TASK INSTRUCTIONS → Set down the line that contains "Read this page and output its text content." and every line after it to the end of the entries, exactly as they stand and nothing more.

EXTRACTED ENTRIES →
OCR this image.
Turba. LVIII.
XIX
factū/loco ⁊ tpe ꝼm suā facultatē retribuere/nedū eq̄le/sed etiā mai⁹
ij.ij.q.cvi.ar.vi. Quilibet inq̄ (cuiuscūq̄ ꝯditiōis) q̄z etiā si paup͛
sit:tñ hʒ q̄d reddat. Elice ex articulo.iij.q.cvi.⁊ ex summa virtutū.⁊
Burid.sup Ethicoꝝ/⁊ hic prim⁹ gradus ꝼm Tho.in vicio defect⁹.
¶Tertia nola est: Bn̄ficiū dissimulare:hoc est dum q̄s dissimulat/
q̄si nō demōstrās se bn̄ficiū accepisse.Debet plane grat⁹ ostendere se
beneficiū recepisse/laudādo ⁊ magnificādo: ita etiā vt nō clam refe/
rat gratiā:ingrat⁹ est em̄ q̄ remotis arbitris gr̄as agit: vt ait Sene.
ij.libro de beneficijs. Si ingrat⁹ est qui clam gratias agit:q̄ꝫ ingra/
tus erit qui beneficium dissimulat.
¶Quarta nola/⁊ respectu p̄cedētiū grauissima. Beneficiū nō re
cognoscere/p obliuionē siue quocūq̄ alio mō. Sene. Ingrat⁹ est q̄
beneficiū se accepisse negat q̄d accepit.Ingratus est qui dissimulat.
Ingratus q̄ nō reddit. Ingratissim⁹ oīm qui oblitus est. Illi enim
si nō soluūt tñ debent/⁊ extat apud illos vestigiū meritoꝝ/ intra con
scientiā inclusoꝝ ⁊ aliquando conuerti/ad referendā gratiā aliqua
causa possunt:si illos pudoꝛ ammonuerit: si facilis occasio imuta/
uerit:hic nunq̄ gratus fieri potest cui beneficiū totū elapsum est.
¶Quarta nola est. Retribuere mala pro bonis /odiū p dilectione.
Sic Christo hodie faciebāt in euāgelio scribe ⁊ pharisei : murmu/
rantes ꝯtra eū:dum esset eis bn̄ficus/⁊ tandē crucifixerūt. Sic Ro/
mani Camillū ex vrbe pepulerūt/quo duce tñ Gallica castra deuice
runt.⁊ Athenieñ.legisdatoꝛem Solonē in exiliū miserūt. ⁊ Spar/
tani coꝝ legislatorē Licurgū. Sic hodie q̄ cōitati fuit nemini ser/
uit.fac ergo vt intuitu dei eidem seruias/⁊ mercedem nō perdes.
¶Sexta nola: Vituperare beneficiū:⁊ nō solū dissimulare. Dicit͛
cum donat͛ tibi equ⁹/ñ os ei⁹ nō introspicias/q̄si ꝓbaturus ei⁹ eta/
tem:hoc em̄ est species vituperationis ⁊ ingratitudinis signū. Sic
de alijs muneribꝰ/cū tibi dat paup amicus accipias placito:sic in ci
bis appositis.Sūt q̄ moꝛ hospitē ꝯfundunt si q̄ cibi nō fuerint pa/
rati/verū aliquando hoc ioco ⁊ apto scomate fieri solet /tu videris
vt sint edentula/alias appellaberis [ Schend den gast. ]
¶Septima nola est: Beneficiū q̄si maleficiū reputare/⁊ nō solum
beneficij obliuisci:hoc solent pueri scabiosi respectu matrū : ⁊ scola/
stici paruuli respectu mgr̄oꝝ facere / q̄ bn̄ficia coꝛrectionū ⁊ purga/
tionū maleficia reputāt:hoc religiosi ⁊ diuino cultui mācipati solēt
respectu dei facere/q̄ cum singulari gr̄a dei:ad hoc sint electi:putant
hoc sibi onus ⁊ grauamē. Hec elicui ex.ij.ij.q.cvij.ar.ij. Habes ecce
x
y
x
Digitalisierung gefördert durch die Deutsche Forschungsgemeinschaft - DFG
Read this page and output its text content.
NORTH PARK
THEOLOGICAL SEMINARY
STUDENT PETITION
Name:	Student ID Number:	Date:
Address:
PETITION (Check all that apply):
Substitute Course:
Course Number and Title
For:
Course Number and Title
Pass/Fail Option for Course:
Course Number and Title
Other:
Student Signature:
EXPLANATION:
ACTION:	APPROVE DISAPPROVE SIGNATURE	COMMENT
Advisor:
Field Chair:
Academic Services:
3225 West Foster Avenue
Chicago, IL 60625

EXPECTED ANSWER →
Read this page and output its text content.
NORTH PARK
THEOLOGICAL SEMINARY
STUDENT PETITION
Name:	Student ID Number:	Date:
Address:
PETITION (Check all that apply):
Substitute Course:
Course Number and Title
For:
Course Number and Title
Pass/Fail Option for Course:
Course Number and Title
Other:
Student Signature:
EXPLANATION:
ACTION:	APPROVE DISAPPROVE SIGNATURE	COMMENT
Advisor:
Field Chair:
Academic Services:
3225 West Foster Avenue
Chicago, IL 60625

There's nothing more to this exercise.